**What you have to do**
Write out the full listing exactly as given, minus the images.

(Collected data)

* * * * *

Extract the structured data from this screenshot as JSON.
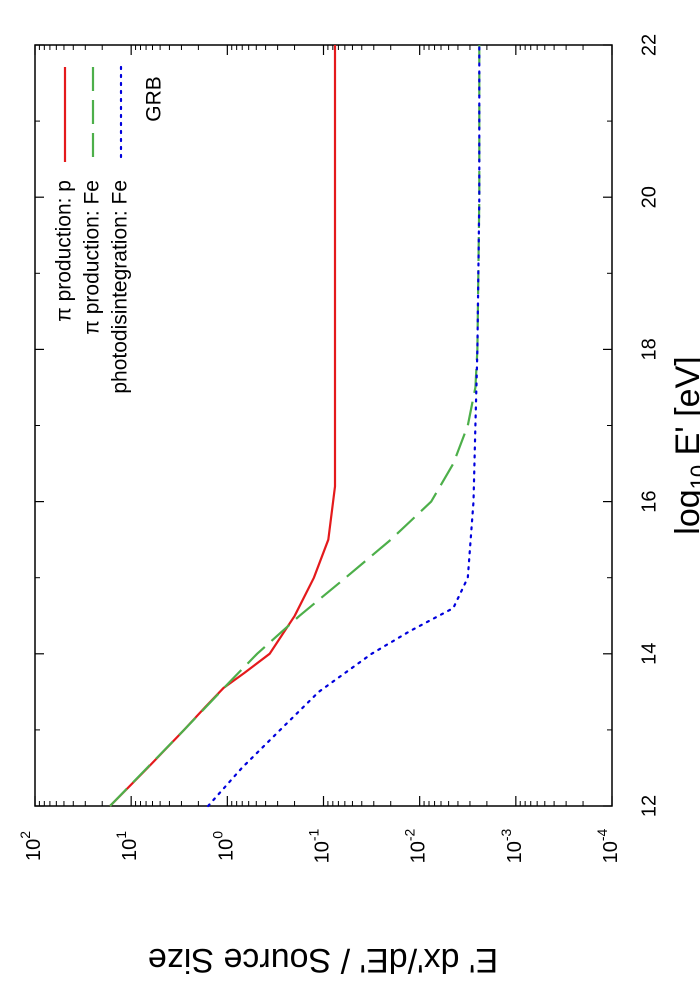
{
  "chart_data": {
    "type": "line",
    "title": "GRB",
    "xlabel_main": "log",
    "xlabel_sub": "10",
    "xlabel_rest": " E' [eV]",
    "ylabel": "E' dx'/dE' / Source Size",
    "xlim": [
      12,
      22
    ],
    "ylim_exponent": [
      -4,
      2
    ],
    "y_log_scale": true,
    "orientation": "rotated 90° clockwise",
    "x_ticks": [
      "12",
      "14",
      "16",
      "18",
      "20",
      "22"
    ],
    "y_ticks": [
      {
        "base": "10",
        "exp": "2",
        "value": 2
      },
      {
        "base": "10",
        "exp": "1",
        "value": 1
      },
      {
        "base": "10",
        "exp": "0",
        "value": 0
      },
      {
        "base": "10",
        "exp": "-1",
        "value": -1
      },
      {
        "base": "10",
        "exp": "-2",
        "value": -2
      },
      {
        "base": "10",
        "exp": "-3",
        "value": -3
      },
      {
        "base": "10",
        "exp": "-4",
        "value": -4
      }
    ],
    "legend_position": "top-right",
    "series": [
      {
        "name": "π production: p",
        "color": "#e41a1c",
        "style": "solid",
        "x": [
          12.0,
          12.5,
          13.0,
          13.3,
          13.55,
          13.75,
          14.0,
          14.5,
          15.0,
          15.5,
          16.0,
          16.2,
          18.0,
          20.0,
          22.0
        ],
        "y": [
          1.22,
          0.83,
          0.45,
          0.23,
          0.04,
          -0.18,
          -0.44,
          -0.7,
          -0.9,
          -1.05,
          -1.1,
          -1.12,
          -1.12,
          -1.12,
          -1.12
        ]
      },
      {
        "name": "π production: Fe",
        "color": "#4daf4a",
        "style": "dashed",
        "x": [
          12.0,
          13.0,
          13.65,
          14.0,
          14.5,
          15.0,
          15.5,
          16.0,
          16.5,
          17.0,
          17.5,
          18.0,
          20.0,
          22.0
        ],
        "y": [
          1.22,
          0.45,
          -0.04,
          -0.31,
          -0.75,
          -1.23,
          -1.7,
          -2.12,
          -2.35,
          -2.5,
          -2.58,
          -2.6,
          -2.62,
          -2.62
        ]
      },
      {
        "name": "photodisintegration: Fe",
        "color": "#0000dd",
        "style": "dotted",
        "x": [
          12.0,
          12.5,
          13.0,
          13.5,
          14.0,
          14.3,
          14.6,
          15.0,
          16.0,
          17.0,
          18.0,
          20.0,
          22.0
        ],
        "y": [
          0.2,
          -0.15,
          -0.55,
          -0.95,
          -1.5,
          -1.9,
          -2.35,
          -2.5,
          -2.56,
          -2.58,
          -2.6,
          -2.62,
          -2.62
        ]
      }
    ]
  }
}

* * * * *

**Full solution**
Extract the structured data from this screenshot as JSON.
{
  "chart_data": {
    "type": "line",
    "title": "GRB",
    "xlabel_main": "log",
    "xlabel_sub": "10",
    "xlabel_rest": " E' [eV]",
    "ylabel": "E' dx'/dE' / Source Size",
    "xlim": [
      12,
      22
    ],
    "ylim_exponent": [
      -4,
      2
    ],
    "y_log_scale": true,
    "orientation": "rotated 90° clockwise",
    "x_ticks": [
      "12",
      "14",
      "16",
      "18",
      "20",
      "22"
    ],
    "y_ticks": [
      {
        "base": "10",
        "exp": "2",
        "value": 2
      },
      {
        "base": "10",
        "exp": "1",
        "value": 1
      },
      {
        "base": "10",
        "exp": "0",
        "value": 0
      },
      {
        "base": "10",
        "exp": "-1",
        "value": -1
      },
      {
        "base": "10",
        "exp": "-2",
        "value": -2
      },
      {
        "base": "10",
        "exp": "-3",
        "value": -3
      },
      {
        "base": "10",
        "exp": "-4",
        "value": -4
      }
    ],
    "legend_position": "top-right",
    "series": [
      {
        "name": "π production: p",
        "color": "#e41a1c",
        "style": "solid",
        "x": [
          12.0,
          12.5,
          13.0,
          13.3,
          13.55,
          13.75,
          14.0,
          14.5,
          15.0,
          15.5,
          16.0,
          16.2,
          18.0,
          20.0,
          22.0
        ],
        "y": [
          1.22,
          0.83,
          0.45,
          0.23,
          0.04,
          -0.18,
          -0.44,
          -0.7,
          -0.9,
          -1.05,
          -1.1,
          -1.12,
          -1.12,
          -1.12,
          -1.12
        ]
      },
      {
        "name": "π production: Fe",
        "color": "#4daf4a",
        "style": "dashed",
        "x": [
          12.0,
          13.0,
          13.65,
          14.0,
          14.5,
          15.0,
          15.5,
          16.0,
          16.5,
          17.0,
          17.5,
          18.0,
          20.0,
          22.0
        ],
        "y": [
          1.22,
          0.45,
          -0.04,
          -0.31,
          -0.75,
          -1.23,
          -1.7,
          -2.12,
          -2.35,
          -2.5,
          -2.58,
          -2.6,
          -2.62,
          -2.62
        ]
      },
      {
        "name": "photodisintegration: Fe",
        "color": "#0000dd",
        "style": "dotted",
        "x": [
          12.0,
          12.5,
          13.0,
          13.5,
          14.0,
          14.3,
          14.6,
          15.0,
          16.0,
          17.0,
          18.0,
          20.0,
          22.0
        ],
        "y": [
          0.2,
          -0.15,
          -0.55,
          -0.95,
          -1.5,
          -1.9,
          -2.35,
          -2.5,
          -2.56,
          -2.58,
          -2.6,
          -2.62,
          -2.62
        ]
      }
    ]
  }
}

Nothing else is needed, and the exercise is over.